### Task directions:
Pull every line containing "Examination" out of the material below.

>>>>>

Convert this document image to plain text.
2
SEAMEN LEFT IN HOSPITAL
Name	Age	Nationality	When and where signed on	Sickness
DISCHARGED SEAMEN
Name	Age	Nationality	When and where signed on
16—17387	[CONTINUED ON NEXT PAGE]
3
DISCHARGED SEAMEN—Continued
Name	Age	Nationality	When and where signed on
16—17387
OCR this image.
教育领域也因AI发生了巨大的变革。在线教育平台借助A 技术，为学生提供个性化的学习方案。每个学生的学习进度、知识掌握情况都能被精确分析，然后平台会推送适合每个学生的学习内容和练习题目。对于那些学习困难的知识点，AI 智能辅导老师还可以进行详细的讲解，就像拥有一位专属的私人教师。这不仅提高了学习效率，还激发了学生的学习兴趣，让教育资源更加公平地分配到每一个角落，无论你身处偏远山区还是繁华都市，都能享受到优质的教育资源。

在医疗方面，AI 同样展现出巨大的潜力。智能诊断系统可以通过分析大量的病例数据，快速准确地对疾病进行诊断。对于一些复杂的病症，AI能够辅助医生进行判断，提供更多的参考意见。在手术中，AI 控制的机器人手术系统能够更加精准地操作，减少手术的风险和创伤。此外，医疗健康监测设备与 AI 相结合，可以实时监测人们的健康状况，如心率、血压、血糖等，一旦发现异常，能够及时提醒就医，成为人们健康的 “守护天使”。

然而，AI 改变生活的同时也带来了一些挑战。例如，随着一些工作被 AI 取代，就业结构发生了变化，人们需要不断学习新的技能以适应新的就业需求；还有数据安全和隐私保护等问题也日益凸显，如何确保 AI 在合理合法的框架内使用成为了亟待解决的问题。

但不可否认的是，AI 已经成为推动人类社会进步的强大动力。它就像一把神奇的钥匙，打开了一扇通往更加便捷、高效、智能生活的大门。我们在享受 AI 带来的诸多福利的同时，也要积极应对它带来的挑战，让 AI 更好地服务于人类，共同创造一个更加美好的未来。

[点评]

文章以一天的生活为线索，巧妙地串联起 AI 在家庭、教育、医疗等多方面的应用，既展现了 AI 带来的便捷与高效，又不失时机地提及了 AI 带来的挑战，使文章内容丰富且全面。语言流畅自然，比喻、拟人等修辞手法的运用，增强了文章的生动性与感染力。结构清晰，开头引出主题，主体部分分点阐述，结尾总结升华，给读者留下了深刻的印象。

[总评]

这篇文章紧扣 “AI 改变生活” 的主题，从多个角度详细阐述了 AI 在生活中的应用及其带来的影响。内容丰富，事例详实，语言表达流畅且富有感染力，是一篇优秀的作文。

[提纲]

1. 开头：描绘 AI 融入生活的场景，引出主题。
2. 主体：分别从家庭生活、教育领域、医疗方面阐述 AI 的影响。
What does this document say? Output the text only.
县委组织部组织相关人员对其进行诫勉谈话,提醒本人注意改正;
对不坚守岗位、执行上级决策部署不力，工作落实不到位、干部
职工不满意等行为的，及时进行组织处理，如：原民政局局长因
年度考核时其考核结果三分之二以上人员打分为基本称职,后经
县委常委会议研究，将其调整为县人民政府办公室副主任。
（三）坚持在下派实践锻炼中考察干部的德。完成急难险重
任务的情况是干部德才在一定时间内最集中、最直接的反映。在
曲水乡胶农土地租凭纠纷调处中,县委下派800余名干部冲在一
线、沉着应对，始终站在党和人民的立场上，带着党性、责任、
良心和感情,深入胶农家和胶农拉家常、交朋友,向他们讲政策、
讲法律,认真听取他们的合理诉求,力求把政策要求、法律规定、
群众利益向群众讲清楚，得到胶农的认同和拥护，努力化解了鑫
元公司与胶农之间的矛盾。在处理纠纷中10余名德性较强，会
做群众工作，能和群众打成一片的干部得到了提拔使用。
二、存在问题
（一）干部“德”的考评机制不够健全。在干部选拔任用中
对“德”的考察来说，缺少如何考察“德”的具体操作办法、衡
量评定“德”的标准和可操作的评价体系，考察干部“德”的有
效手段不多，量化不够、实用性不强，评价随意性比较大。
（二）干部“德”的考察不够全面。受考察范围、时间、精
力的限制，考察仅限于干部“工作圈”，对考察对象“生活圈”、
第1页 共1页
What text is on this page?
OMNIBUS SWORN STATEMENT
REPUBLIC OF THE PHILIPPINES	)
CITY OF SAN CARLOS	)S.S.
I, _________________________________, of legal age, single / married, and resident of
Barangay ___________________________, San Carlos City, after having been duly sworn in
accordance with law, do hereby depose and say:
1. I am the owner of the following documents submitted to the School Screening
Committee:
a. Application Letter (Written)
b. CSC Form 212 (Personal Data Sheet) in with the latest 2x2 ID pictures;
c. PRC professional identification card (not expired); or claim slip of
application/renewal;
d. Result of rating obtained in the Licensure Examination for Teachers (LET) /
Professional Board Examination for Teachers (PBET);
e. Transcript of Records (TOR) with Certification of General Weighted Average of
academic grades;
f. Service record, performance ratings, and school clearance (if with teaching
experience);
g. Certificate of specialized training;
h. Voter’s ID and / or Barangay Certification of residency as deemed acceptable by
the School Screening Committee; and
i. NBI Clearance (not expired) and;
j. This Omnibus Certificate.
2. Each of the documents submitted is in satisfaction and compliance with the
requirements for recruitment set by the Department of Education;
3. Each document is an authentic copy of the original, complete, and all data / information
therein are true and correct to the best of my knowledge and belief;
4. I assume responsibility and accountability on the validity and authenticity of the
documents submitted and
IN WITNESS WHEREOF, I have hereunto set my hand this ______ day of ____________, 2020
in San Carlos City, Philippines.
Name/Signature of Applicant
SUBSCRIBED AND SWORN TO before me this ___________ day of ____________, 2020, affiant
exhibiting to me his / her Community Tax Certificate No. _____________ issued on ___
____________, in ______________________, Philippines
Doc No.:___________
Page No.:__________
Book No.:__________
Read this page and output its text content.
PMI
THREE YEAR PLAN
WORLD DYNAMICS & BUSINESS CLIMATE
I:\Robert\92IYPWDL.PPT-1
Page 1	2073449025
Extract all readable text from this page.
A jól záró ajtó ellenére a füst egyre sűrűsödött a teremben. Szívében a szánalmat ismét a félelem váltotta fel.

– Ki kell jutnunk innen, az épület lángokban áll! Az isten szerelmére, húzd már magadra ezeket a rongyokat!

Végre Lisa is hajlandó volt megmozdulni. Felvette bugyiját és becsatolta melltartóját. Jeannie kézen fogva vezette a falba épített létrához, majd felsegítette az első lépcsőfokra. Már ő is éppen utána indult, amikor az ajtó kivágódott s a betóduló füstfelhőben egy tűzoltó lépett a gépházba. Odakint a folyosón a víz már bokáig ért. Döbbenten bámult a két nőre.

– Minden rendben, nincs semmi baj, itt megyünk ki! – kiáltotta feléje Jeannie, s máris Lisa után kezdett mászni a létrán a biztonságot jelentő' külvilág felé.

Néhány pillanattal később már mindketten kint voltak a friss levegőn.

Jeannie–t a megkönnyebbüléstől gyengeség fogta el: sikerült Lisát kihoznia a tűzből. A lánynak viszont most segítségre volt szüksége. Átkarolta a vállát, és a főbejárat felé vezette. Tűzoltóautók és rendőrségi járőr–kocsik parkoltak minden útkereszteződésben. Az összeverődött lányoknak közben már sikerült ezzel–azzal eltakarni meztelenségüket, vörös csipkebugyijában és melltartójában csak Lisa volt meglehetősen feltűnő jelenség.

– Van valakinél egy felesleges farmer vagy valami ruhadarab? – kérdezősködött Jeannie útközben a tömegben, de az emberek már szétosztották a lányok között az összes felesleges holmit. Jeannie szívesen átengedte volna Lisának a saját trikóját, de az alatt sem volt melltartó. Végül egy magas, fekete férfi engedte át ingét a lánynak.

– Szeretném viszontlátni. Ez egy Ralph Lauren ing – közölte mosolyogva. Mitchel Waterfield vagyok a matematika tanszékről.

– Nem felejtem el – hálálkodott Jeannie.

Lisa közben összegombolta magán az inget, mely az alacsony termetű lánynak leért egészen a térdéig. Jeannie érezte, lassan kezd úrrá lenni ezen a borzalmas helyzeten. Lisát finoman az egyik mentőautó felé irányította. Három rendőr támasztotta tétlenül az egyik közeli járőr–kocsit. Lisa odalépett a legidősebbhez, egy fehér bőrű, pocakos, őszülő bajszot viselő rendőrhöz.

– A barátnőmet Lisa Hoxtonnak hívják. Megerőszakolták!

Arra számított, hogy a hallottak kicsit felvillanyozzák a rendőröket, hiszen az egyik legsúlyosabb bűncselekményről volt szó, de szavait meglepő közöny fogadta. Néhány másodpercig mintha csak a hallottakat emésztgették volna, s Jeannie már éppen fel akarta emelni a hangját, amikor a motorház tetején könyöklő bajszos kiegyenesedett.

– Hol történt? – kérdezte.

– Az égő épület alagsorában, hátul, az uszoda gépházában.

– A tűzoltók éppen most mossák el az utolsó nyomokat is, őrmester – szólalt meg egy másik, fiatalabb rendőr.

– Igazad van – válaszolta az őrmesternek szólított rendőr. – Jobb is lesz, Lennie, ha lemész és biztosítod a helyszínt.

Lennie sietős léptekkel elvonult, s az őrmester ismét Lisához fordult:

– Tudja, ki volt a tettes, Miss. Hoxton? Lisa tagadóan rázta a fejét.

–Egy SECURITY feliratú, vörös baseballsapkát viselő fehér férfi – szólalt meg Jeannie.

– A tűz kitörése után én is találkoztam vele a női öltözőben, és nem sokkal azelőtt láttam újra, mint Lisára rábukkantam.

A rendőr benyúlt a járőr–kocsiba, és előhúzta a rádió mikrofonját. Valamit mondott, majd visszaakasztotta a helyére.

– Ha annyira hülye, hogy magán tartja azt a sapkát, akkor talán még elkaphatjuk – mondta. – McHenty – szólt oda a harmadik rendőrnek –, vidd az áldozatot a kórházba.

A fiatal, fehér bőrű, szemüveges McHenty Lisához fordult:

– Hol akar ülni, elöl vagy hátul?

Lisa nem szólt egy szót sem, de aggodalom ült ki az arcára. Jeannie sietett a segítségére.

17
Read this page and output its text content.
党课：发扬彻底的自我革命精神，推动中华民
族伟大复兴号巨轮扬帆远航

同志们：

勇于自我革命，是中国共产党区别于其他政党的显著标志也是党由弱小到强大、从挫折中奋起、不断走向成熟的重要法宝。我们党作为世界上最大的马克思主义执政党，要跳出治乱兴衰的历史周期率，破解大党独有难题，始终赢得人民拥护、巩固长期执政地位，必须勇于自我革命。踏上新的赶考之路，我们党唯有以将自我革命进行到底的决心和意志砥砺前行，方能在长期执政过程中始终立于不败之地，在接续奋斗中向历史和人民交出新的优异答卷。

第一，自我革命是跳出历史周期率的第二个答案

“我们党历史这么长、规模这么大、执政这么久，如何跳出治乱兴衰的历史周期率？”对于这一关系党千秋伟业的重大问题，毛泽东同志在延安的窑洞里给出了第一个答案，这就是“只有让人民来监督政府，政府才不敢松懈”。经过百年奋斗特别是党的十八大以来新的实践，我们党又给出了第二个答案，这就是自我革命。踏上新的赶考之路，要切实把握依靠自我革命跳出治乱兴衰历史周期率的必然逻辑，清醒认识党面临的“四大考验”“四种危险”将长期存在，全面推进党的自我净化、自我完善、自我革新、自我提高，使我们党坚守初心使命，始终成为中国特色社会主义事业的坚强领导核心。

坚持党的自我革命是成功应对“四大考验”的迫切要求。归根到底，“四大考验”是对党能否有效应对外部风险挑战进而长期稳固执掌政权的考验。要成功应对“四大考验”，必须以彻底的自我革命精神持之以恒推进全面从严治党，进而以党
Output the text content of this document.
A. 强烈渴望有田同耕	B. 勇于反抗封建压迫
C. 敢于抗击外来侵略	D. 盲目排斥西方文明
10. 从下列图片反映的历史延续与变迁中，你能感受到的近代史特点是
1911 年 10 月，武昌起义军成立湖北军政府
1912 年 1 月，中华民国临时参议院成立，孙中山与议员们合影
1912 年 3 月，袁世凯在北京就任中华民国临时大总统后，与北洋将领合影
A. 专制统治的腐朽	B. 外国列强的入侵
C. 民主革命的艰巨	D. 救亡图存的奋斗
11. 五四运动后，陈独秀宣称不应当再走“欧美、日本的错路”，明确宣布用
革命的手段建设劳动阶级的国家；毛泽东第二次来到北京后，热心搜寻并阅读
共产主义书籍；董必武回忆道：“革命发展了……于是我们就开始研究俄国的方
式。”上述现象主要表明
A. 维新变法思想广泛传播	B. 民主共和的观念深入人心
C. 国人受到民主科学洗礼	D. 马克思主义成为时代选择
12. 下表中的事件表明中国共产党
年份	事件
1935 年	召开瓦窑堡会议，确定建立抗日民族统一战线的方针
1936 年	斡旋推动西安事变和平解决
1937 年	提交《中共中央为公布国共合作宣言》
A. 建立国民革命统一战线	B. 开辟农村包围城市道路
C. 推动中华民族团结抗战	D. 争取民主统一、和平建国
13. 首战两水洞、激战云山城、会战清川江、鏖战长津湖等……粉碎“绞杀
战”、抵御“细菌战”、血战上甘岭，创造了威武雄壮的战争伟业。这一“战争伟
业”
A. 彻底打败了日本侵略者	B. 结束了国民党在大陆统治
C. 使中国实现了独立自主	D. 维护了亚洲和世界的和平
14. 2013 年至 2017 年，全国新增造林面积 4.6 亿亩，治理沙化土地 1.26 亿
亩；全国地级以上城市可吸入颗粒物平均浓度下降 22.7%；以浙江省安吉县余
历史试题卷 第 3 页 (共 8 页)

<<<<<

### Response to the exercise:
d. Result of rating obtained in the Licensure Examination for Teachers (LET) /
Professional Board Examination for Teachers (PBET);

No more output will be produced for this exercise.